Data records
-=-=-
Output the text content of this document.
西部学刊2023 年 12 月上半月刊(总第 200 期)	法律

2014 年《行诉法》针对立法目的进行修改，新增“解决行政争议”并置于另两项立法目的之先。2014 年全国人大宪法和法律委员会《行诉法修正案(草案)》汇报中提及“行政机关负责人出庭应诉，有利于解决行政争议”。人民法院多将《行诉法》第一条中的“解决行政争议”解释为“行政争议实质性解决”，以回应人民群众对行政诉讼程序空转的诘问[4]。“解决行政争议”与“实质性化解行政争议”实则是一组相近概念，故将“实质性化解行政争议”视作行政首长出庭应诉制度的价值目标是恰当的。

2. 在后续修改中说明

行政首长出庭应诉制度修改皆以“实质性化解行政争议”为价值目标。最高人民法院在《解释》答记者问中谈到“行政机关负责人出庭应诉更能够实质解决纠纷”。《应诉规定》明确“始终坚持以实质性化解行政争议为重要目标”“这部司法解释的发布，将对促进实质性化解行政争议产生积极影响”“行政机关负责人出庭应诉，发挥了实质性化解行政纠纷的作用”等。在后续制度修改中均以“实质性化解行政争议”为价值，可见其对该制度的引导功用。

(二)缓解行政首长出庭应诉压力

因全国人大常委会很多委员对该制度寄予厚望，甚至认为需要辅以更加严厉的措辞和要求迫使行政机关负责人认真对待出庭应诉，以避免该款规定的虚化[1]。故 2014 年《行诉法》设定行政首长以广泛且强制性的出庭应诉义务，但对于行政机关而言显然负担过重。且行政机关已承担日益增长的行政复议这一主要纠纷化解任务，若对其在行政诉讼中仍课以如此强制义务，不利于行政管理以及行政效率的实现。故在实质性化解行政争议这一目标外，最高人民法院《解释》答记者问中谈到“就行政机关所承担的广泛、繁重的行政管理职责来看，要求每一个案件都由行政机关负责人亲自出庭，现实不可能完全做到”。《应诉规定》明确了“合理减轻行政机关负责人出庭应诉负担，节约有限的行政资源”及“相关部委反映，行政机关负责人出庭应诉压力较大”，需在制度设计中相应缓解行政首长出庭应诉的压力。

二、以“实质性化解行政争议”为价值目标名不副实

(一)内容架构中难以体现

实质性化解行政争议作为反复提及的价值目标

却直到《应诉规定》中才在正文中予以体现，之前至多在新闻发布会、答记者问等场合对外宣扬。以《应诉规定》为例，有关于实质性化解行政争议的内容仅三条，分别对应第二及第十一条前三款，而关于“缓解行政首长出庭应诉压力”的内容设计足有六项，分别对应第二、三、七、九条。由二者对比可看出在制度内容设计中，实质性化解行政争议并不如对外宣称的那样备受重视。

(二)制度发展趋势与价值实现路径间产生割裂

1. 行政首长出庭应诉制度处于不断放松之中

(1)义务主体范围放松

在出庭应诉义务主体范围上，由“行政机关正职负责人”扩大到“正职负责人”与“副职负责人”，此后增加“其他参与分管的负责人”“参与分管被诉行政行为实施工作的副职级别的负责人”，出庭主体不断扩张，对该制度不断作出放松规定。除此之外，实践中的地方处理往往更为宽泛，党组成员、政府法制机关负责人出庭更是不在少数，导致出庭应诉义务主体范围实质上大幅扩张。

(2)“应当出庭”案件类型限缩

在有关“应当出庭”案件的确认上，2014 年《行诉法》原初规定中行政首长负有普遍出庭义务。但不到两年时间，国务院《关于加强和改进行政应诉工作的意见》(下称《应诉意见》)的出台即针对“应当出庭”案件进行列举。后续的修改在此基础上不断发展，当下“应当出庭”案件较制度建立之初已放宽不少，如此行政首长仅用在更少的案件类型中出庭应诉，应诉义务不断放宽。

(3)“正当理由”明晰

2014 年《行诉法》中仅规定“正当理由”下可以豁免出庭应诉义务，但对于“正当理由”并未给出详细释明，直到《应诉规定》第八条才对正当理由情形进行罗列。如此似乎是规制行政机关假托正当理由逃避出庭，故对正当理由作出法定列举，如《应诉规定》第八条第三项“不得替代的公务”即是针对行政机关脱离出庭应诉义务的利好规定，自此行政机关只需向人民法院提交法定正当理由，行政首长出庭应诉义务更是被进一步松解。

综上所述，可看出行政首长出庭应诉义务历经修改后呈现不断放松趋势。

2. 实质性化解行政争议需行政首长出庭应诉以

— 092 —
-=-=-
EXERCISE REQUIREMENTS -> Reproduce every line above without error.

FINAL RESULT ->
Output the text content of this document.
西部学刊2023 年 12 月上半月刊(总第 200 期)	法律

2014 年《行诉法》针对立法目的进行修改，新增“解决行政争议”并置于另两项立法目的之先。2014 年全国人大宪法和法律委员会《行诉法修正案(草案)》汇报中提及“行政机关负责人出庭应诉，有利于解决行政争议”。人民法院多将《行诉法》第一条中的“解决行政争议”解释为“行政争议实质性解决”，以回应人民群众对行政诉讼程序空转的诘问[4]。“解决行政争议”与“实质性化解行政争议”实则是一组相近概念，故将“实质性化解行政争议”视作行政首长出庭应诉制度的价值目标是恰当的。

2. 在后续修改中说明

行政首长出庭应诉制度修改皆以“实质性化解行政争议”为价值目标。最高人民法院在《解释》答记者问中谈到“行政机关负责人出庭应诉更能够实质解决纠纷”。《应诉规定》明确“始终坚持以实质性化解行政争议为重要目标”“这部司法解释的发布，将对促进实质性化解行政争议产生积极影响”“行政机关负责人出庭应诉，发挥了实质性化解行政纠纷的作用”等。在后续制度修改中均以“实质性化解行政争议”为价值，可见其对该制度的引导功用。

(二)缓解行政首长出庭应诉压力

因全国人大常委会很多委员对该制度寄予厚望，甚至认为需要辅以更加严厉的措辞和要求迫使行政机关负责人认真对待出庭应诉，以避免该款规定的虚化[1]。故 2014 年《行诉法》设定行政首长以广泛且强制性的出庭应诉义务，但对于行政机关而言显然负担过重。且行政机关已承担日益增长的行政复议这一主要纠纷化解任务，若对其在行政诉讼中仍课以如此强制义务，不利于行政管理以及行政效率的实现。故在实质性化解行政争议这一目标外，最高人民法院《解释》答记者问中谈到“就行政机关所承担的广泛、繁重的行政管理职责来看，要求每一个案件都由行政机关负责人亲自出庭，现实不可能完全做到”。《应诉规定》明确了“合理减轻行政机关负责人出庭应诉负担，节约有限的行政资源”及“相关部委反映，行政机关负责人出庭应诉压力较大”，需在制度设计中相应缓解行政首长出庭应诉的压力。

二、以“实质性化解行政争议”为价值目标名不副实

(一)内容架构中难以体现

实质性化解行政争议作为反复提及的价值目标

却直到《应诉规定》中才在正文中予以体现，之前至多在新闻发布会、答记者问等场合对外宣扬。以《应诉规定》为例，有关于实质性化解行政争议的内容仅三条，分别对应第二及第十一条前三款，而关于“缓解行政首长出庭应诉压力”的内容设计足有六项，分别对应第二、三、七、九条。由二者对比可看出在制度内容设计中，实质性化解行政争议并不如对外宣称的那样备受重视。

(二)制度发展趋势与价值实现路径间产生割裂

1. 行政首长出庭应诉制度处于不断放松之中

(1)义务主体范围放松

在出庭应诉义务主体范围上，由“行政机关正职负责人”扩大到“正职负责人”与“副职负责人”，此后增加“其他参与分管的负责人”“参与分管被诉行政行为实施工作的副职级别的负责人”，出庭主体不断扩张，对该制度不断作出放松规定。除此之外，实践中的地方处理往往更为宽泛，党组成员、政府法制机关负责人出庭更是不在少数，导致出庭应诉义务主体范围实质上大幅扩张。

(2)“应当出庭”案件类型限缩

在有关“应当出庭”案件的确认上，2014 年《行诉法》原初规定中行政首长负有普遍出庭义务。但不到两年时间，国务院《关于加强和改进行政应诉工作的意见》(下称《应诉意见》)的出台即针对“应当出庭”案件进行列举。后续的修改在此基础上不断发展，当下“应当出庭”案件较制度建立之初已放宽不少，如此行政首长仅用在更少的案件类型中出庭应诉，应诉义务不断放宽。

(3)“正当理由”明晰

2014 年《行诉法》中仅规定“正当理由”下可以豁免出庭应诉义务，但对于“正当理由”并未给出详细释明，直到《应诉规定》第八条才对正当理由情形进行罗列。如此似乎是规制行政机关假托正当理由逃避出庭，故对正当理由作出法定列举，如《应诉规定》第八条第三项“不得替代的公务”即是针对行政机关脱离出庭应诉义务的利好规定，自此行政机关只需向人民法院提交法定正当理由，行政首长出庭应诉义务更是被进一步松解。

综上所述，可看出行政首长出庭应诉义务历经修改后呈现不断放松趋势。

2. 实质性化解行政争议需行政首长出庭应诉以

— 092 —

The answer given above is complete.